[Begin]

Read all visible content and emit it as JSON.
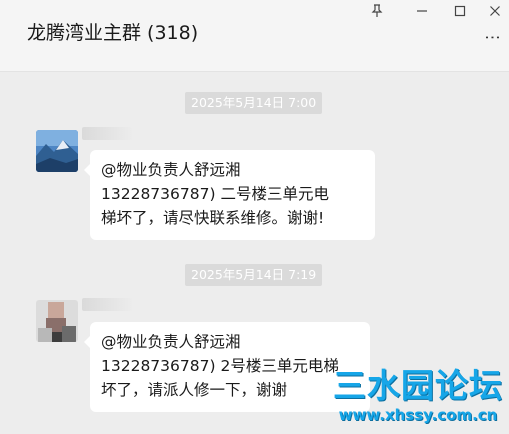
{
  "window": {
    "title": "龙腾湾业主群 (318)",
    "more_icon": "⋮"
  },
  "messages": [
    {
      "time": "2025年5月14日 7:00",
      "lines": [
        "@物业负责人舒远湘",
        "13228736787) 二号楼三单元电",
        "梯坏了，请尽快联系维修。谢谢!"
      ]
    },
    {
      "time": "2025年5月14日 7:19",
      "lines": [
        "@物业负责人舒远湘",
        "13228736787) 2号楼三单元电梯",
        "坏了，请派人修一下，谢谢"
      ]
    }
  ],
  "watermark": {
    "name": "三水园论坛",
    "url": "www.xhssy.com.cn"
  }
}
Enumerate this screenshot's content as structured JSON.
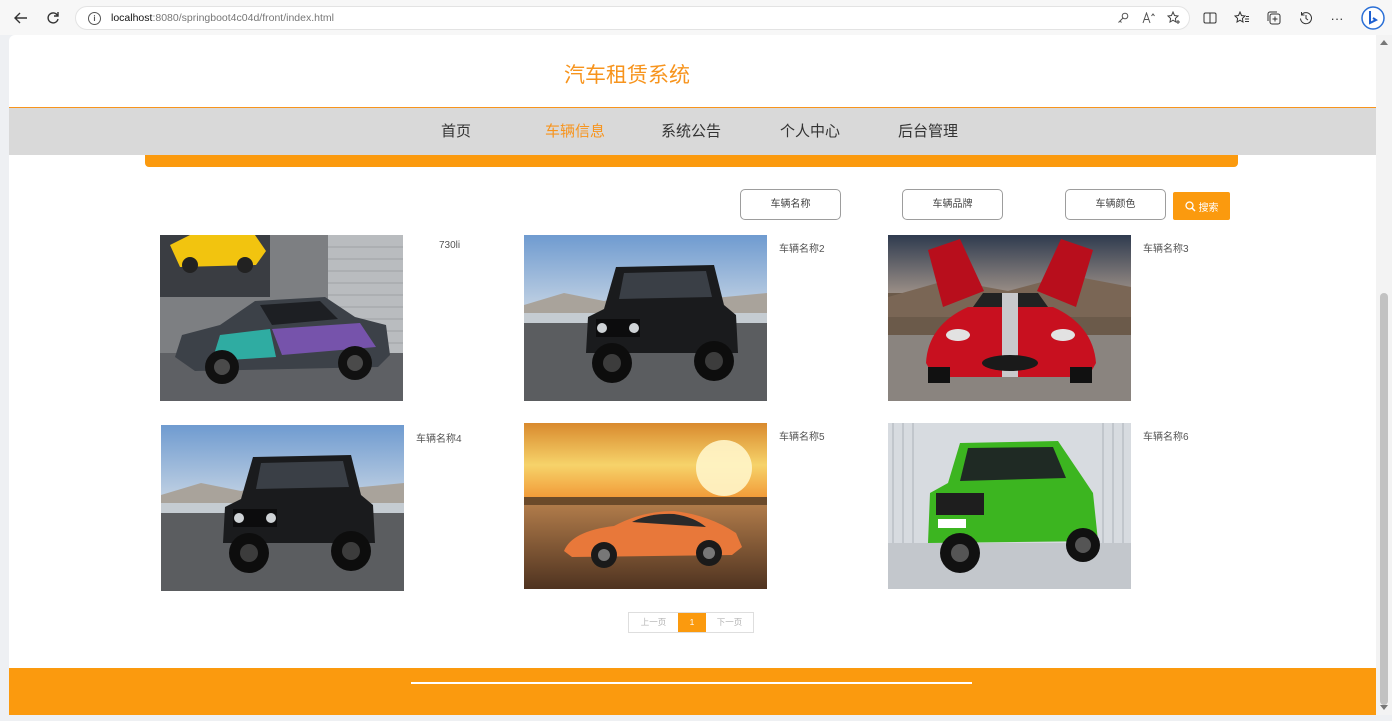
{
  "browser": {
    "url_host": "localhost",
    "url_rest": ":8080/springboot4c04d/front/index.html",
    "info_glyph": "i",
    "more_glyph": "···",
    "icons": [
      "back-icon",
      "reload-icon",
      "site-info-icon",
      "password-key-icon",
      "read-aloud-icon",
      "add-favorite-icon",
      "split-screen-icon",
      "favorites-icon",
      "collections-icon",
      "history-icon",
      "more-icon",
      "bing-icon"
    ]
  },
  "site": {
    "title": "汽车租赁系统"
  },
  "nav": {
    "items": [
      {
        "label": "首页",
        "active": false
      },
      {
        "label": "车辆信息",
        "active": true
      },
      {
        "label": "系统公告",
        "active": false
      },
      {
        "label": "个人中心",
        "active": false
      },
      {
        "label": "后台管理",
        "active": false
      }
    ]
  },
  "search": {
    "name_placeholder": "车辆名称",
    "brand_placeholder": "车辆品牌",
    "color_placeholder": "车辆颜色",
    "button_label": "搜索"
  },
  "vehicles": [
    {
      "name": "730li"
    },
    {
      "name": "车辆名称2"
    },
    {
      "name": "车辆名称3"
    },
    {
      "name": "车辆名称4"
    },
    {
      "name": "车辆名称5"
    },
    {
      "name": "车辆名称6"
    }
  ],
  "pagination": {
    "prev": "上一页",
    "current": "1",
    "next": "下一页"
  },
  "colors": {
    "accent": "#fb9a0e",
    "title": "#f7941d",
    "nav_bg": "#d9d9d9"
  }
}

[End]

§ Set problem: Quote the entries in full. Any image among them is to be omitted from the copy.

§ Solution to this problem:
Read all visible content and emit it as JSON.
{
  "window": {
    "title": "龙腾湾业主群 (318)",
    "more_icon": "⋮"
  },
  "messages": [
    {
      "time": "2025年5月14日 7:00",
      "lines": [
        "@物业负责人舒远湘",
        "13228736787) 二号楼三单元电",
        "梯坏了，请尽快联系维修。谢谢!"
      ]
    },
    {
      "time": "2025年5月14日 7:19",
      "lines": [
        "@物业负责人舒远湘",
        "13228736787) 2号楼三单元电梯",
        "坏了，请派人修一下，谢谢"
      ]
    }
  ],
  "watermark": {
    "name": "三水园论坛",
    "url": "www.xhssy.com.cn"
  }
}
Enumerate this screenshot's content as structured JSON.
{
  "browser": {
    "url_host": "localhost",
    "url_rest": ":8080/springboot4c04d/front/index.html",
    "info_glyph": "i",
    "more_glyph": "···",
    "icons": [
      "back-icon",
      "reload-icon",
      "site-info-icon",
      "password-key-icon",
      "read-aloud-icon",
      "add-favorite-icon",
      "split-screen-icon",
      "favorites-icon",
      "collections-icon",
      "history-icon",
      "more-icon",
      "bing-icon"
    ]
  },
  "site": {
    "title": "汽车租赁系统"
  },
  "nav": {
    "items": [
      {
        "label": "首页",
        "active": false
      },
      {
        "label": "车辆信息",
        "active": true
      },
      {
        "label": "系统公告",
        "active": false
      },
      {
        "label": "个人中心",
        "active": false
      },
      {
        "label": "后台管理",
        "active": false
      }
    ]
  },
  "search": {
    "name_placeholder": "车辆名称",
    "brand_placeholder": "车辆品牌",
    "color_placeholder": "车辆颜色",
    "button_label": "搜索"
  },
  "vehicles": [
    {
      "name": "730li"
    },
    {
      "name": "车辆名称2"
    },
    {
      "name": "车辆名称3"
    },
    {
      "name": "车辆名称4"
    },
    {
      "name": "车辆名称5"
    },
    {
      "name": "车辆名称6"
    }
  ],
  "pagination": {
    "prev": "上一页",
    "current": "1",
    "next": "下一页"
  },
  "colors": {
    "accent": "#fb9a0e",
    "title": "#f7941d",
    "nav_bg": "#d9d9d9"
  }
}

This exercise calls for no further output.